* What is needed
Search the material below for the word "renjun" and copy every line in which it occurs.

- - - -

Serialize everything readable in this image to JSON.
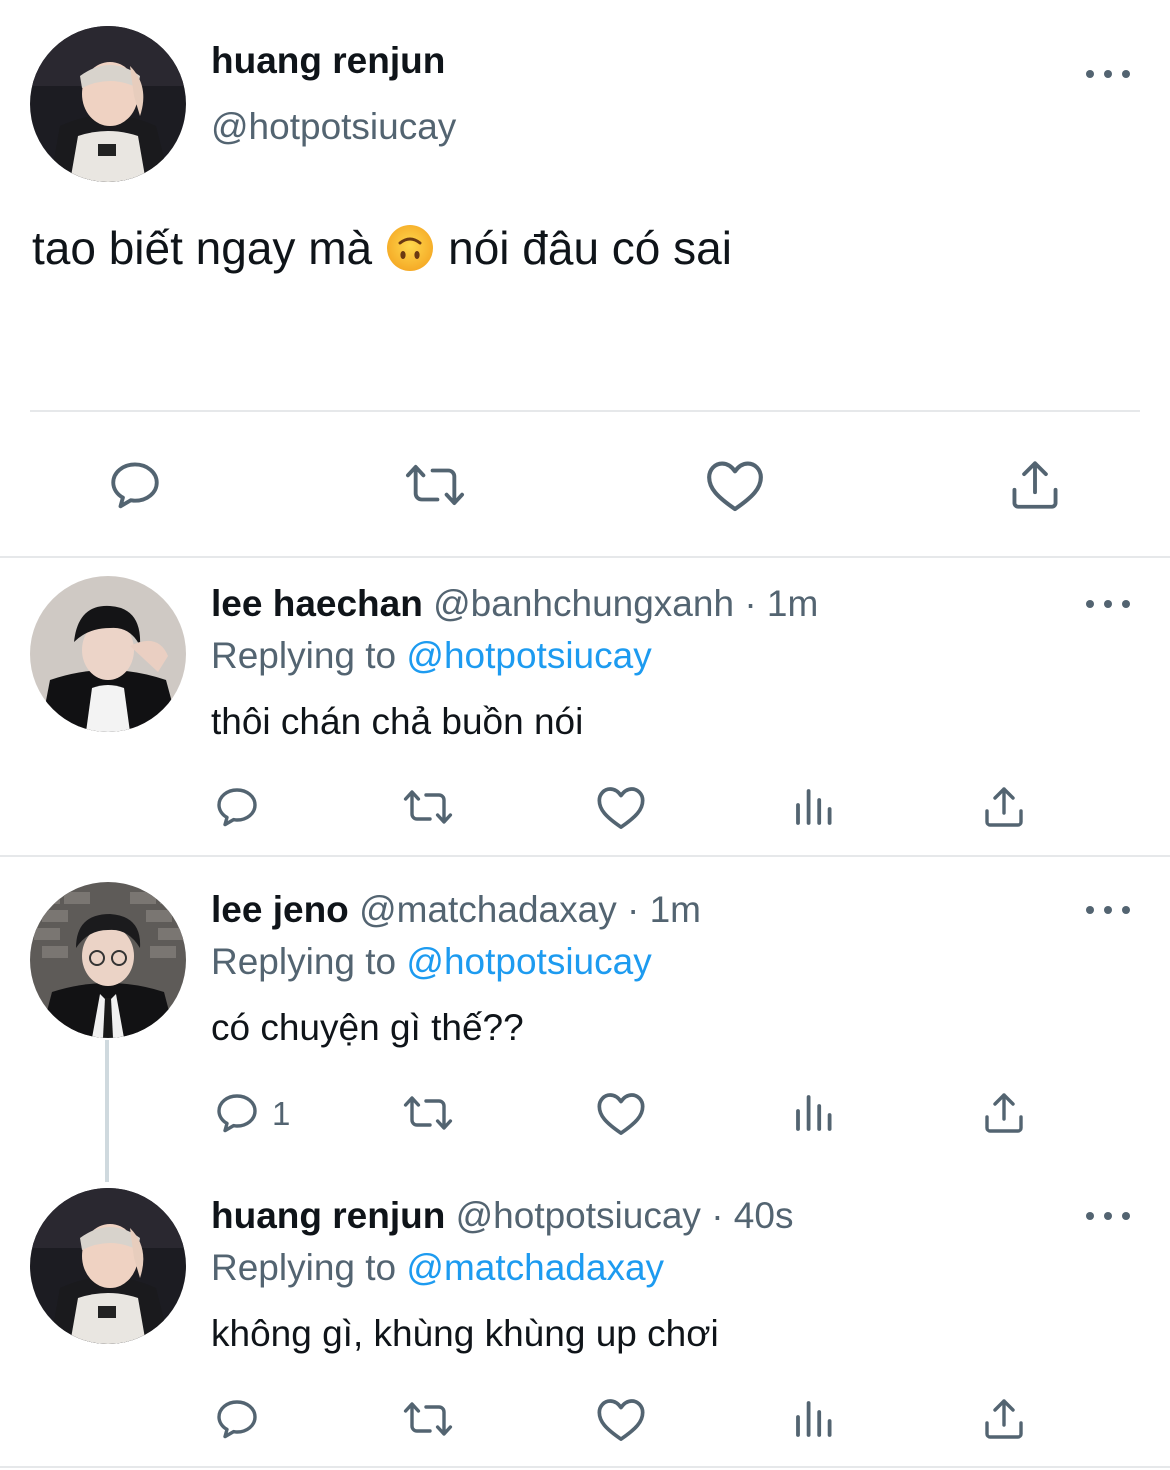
{
  "main_tweet": {
    "display_name": "huang renjun",
    "handle": "@hotpotsiucay",
    "text_before": "tao biết ngay mà",
    "emoji": "upside-down-face",
    "text_after": "nói đâu có sai"
  },
  "replies": [
    {
      "display_name": "lee haechan",
      "handle": "@banhchungxanh",
      "time": "· 1m",
      "replying_label": "Replying to",
      "replying_to": "@hotpotsiucay",
      "text": "thôi chán chả buồn nói",
      "reply_count": ""
    },
    {
      "display_name": "lee jeno",
      "handle": "@matchadaxay",
      "time": "· 1m",
      "replying_label": "Replying to",
      "replying_to": "@hotpotsiucay",
      "text": "có chuyện gì thế??",
      "reply_count": "1"
    },
    {
      "display_name": "huang renjun",
      "handle": "@hotpotsiucay",
      "time": "· 40s",
      "replying_label": "Replying to",
      "replying_to": "@matchadaxay",
      "text": "không gì, khùng khùng up chơi",
      "reply_count": ""
    }
  ],
  "colors": {
    "text": "#0f1419",
    "muted": "#536471",
    "link": "#1d9bf0",
    "divider": "#e6e8ea"
  }
}
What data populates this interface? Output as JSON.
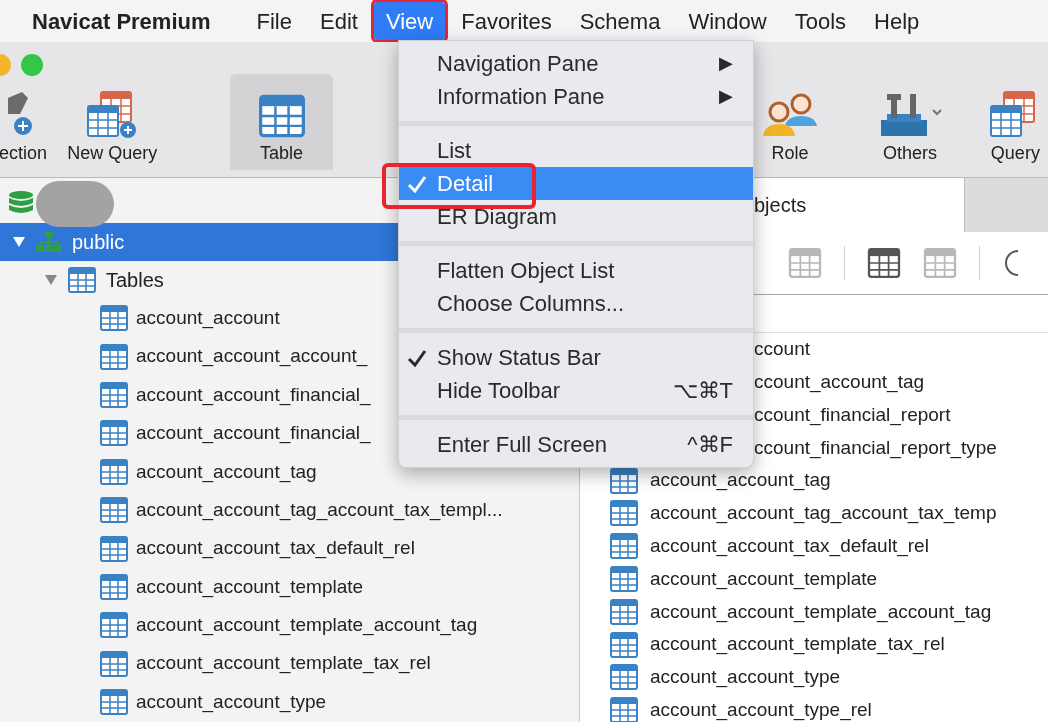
{
  "menubar": {
    "app": "Navicat Premium",
    "menus": [
      {
        "label": "File",
        "selected": false
      },
      {
        "label": "Edit",
        "selected": false
      },
      {
        "label": "View",
        "selected": true
      },
      {
        "label": "Favorites",
        "selected": false
      },
      {
        "label": "Schema",
        "selected": false
      },
      {
        "label": "Window",
        "selected": false
      },
      {
        "label": "Tools",
        "selected": false
      },
      {
        "label": "Help",
        "selected": false
      }
    ]
  },
  "toolbar": {
    "items": [
      {
        "kind": "connection",
        "label": "ection",
        "selected": false
      },
      {
        "kind": "query_new",
        "label": "New Query",
        "selected": false
      },
      {
        "kind": "table",
        "label": "Table",
        "selected": true
      },
      {
        "kind": "role",
        "label": "Role",
        "selected": false
      },
      {
        "kind": "others",
        "label": "Others",
        "selected": false
      },
      {
        "kind": "query",
        "label": "Query",
        "selected": false
      }
    ]
  },
  "view_menu": {
    "sections": [
      {
        "items": [
          {
            "label": "Navigation Pane",
            "checked": false,
            "highlighted": false,
            "arrow": "▶"
          },
          {
            "label": "Information Pane",
            "checked": false,
            "highlighted": false,
            "arrow": "▶"
          }
        ]
      },
      {
        "items": [
          {
            "label": "List",
            "checked": false,
            "highlighted": false
          },
          {
            "label": "Detail",
            "checked": true,
            "highlighted": true
          },
          {
            "label": "ER Diagram",
            "checked": false,
            "highlighted": false
          }
        ]
      },
      {
        "items": [
          {
            "label": "Flatten Object List",
            "checked": false,
            "highlighted": false
          },
          {
            "label": "Choose Columns...",
            "checked": false,
            "highlighted": false
          }
        ]
      },
      {
        "items": [
          {
            "label": "Show Status Bar",
            "checked": true,
            "highlighted": false
          },
          {
            "label": "Hide Toolbar",
            "checked": false,
            "highlighted": false,
            "shortcut": "⌥⌘T"
          }
        ]
      },
      {
        "items": [
          {
            "label": "Enter Full Screen",
            "checked": false,
            "highlighted": false,
            "shortcut": "^⌘F"
          }
        ]
      }
    ]
  },
  "navigation": {
    "tree": [
      {
        "expanded": true,
        "children": [
          {
            "label": "public",
            "expanded": true,
            "selected": true,
            "children": [
              {
                "label": "Tables",
                "expanded": true,
                "selected": false,
                "children": [
                  {
                    "label": "account_account",
                    "selected": false
                  },
                  {
                    "label": "account_account_account_",
                    "selected": false
                  },
                  {
                    "label": "account_account_financial_",
                    "selected": false
                  },
                  {
                    "label": "account_account_financial_",
                    "selected": false
                  },
                  {
                    "label": "account_account_tag",
                    "selected": false
                  },
                  {
                    "label": "account_account_tag_account_tax_templ...",
                    "selected": false
                  },
                  {
                    "label": "account_account_tax_default_rel",
                    "selected": false
                  },
                  {
                    "label": "account_account_template",
                    "selected": false
                  },
                  {
                    "label": "account_account_template_account_tag",
                    "selected": false
                  },
                  {
                    "label": "account_account_template_tax_rel",
                    "selected": false
                  },
                  {
                    "label": "account_account_type",
                    "selected": false
                  }
                ]
              }
            ]
          }
        ]
      }
    ]
  },
  "objects_pane": {
    "tab": "bjects",
    "items": [
      {
        "label": "ccount",
        "covered": true
      },
      {
        "label": "ccount_account_tag",
        "covered": true
      },
      {
        "label": "ccount_financial_report",
        "covered": true
      },
      {
        "label": "ccount_financial_report_type",
        "covered": true
      },
      {
        "label": "account_account_tag",
        "covered": false
      },
      {
        "label": "account_account_tag_account_tax_temp",
        "covered": false
      },
      {
        "label": "account_account_tax_default_rel",
        "covered": false
      },
      {
        "label": "account_account_template",
        "covered": false
      },
      {
        "label": "account_account_template_account_tag",
        "covered": false
      },
      {
        "label": "account_account_template_tax_rel",
        "covered": false
      },
      {
        "label": "account_account_type",
        "covered": false
      },
      {
        "label": "account_account_type_rel",
        "covered": false
      }
    ]
  }
}
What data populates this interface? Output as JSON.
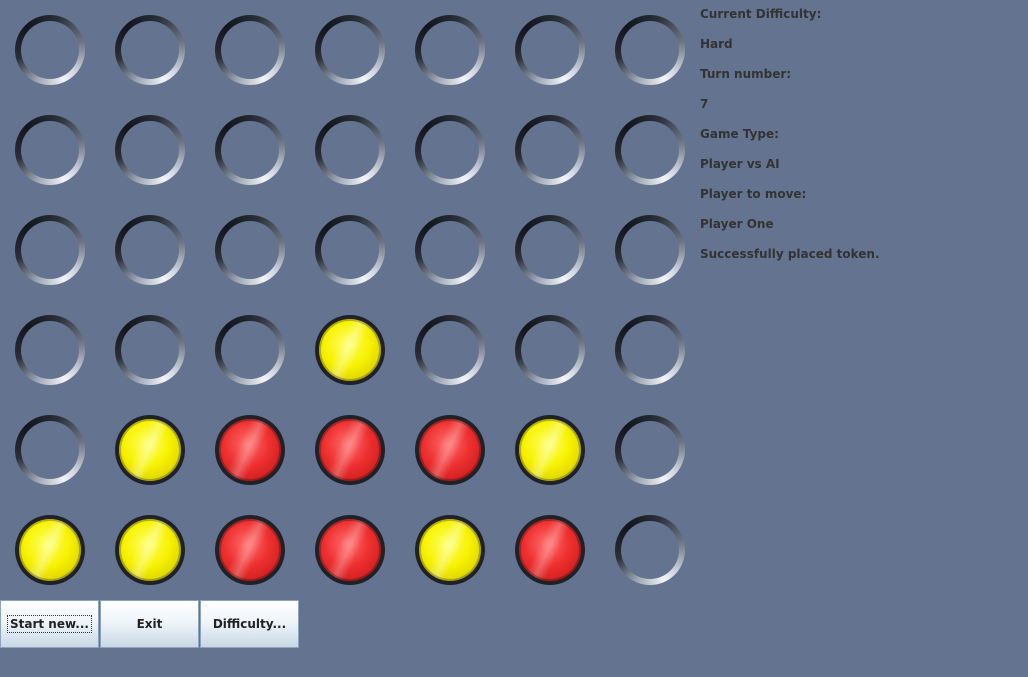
{
  "board": {
    "rows": 6,
    "cols": 7,
    "grid": [
      [
        "empty",
        "empty",
        "empty",
        "empty",
        "empty",
        "empty",
        "empty"
      ],
      [
        "empty",
        "empty",
        "empty",
        "empty",
        "empty",
        "empty",
        "empty"
      ],
      [
        "empty",
        "empty",
        "empty",
        "empty",
        "empty",
        "empty",
        "empty"
      ],
      [
        "empty",
        "empty",
        "empty",
        "yellow",
        "empty",
        "empty",
        "empty"
      ],
      [
        "empty",
        "yellow",
        "red",
        "red",
        "red",
        "yellow",
        "empty"
      ],
      [
        "yellow",
        "yellow",
        "red",
        "red",
        "yellow",
        "red",
        "empty"
      ]
    ],
    "colors": {
      "background": "#647490",
      "yellow": "#f7f200",
      "red": "#ee2f2f"
    }
  },
  "info": {
    "difficulty_label": "Current Difficulty:",
    "difficulty_value": "Hard",
    "turn_label": "Turn number:",
    "turn_value": "7",
    "game_type_label": "Game Type:",
    "game_type_value": "Player vs AI",
    "player_label": "Player to move:",
    "player_value": "Player One",
    "status": "Successfully placed token."
  },
  "buttons": {
    "start_new": "Start new...",
    "exit": "Exit",
    "difficulty": "Difficulty..."
  }
}
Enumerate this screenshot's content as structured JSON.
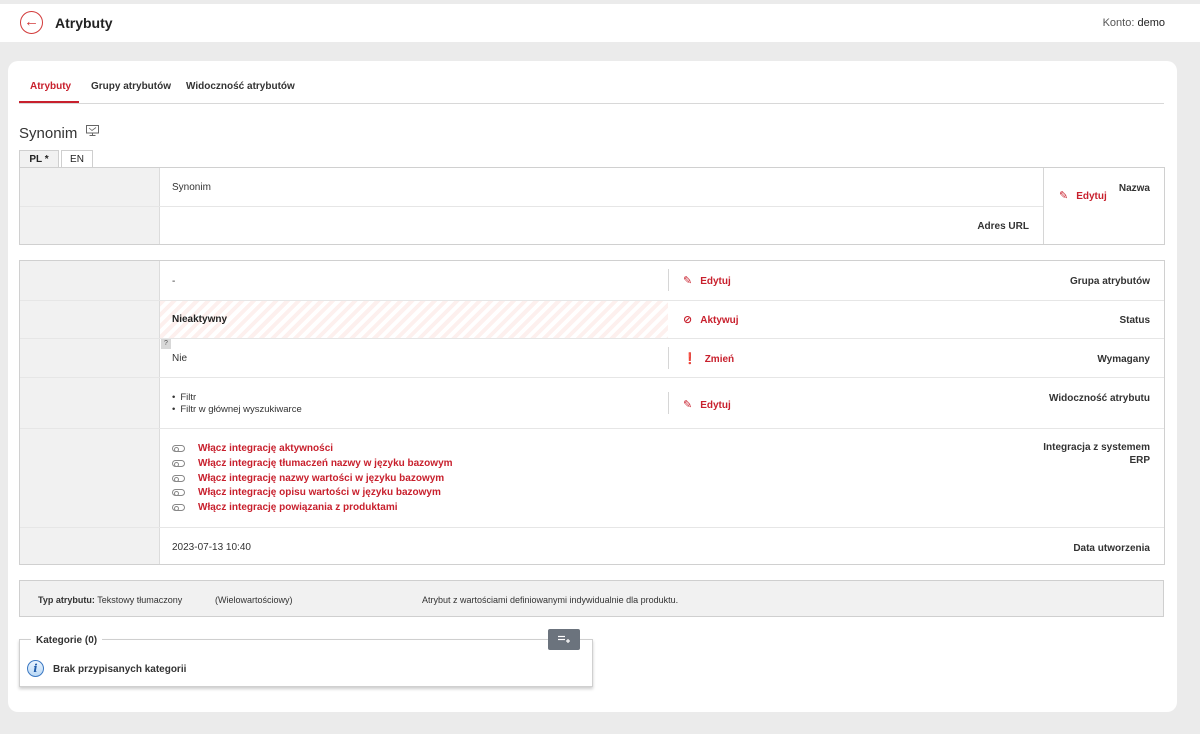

- - - -

* Finished answer
    "display_name": "huang renjun",
      "display_name": "huang renjun",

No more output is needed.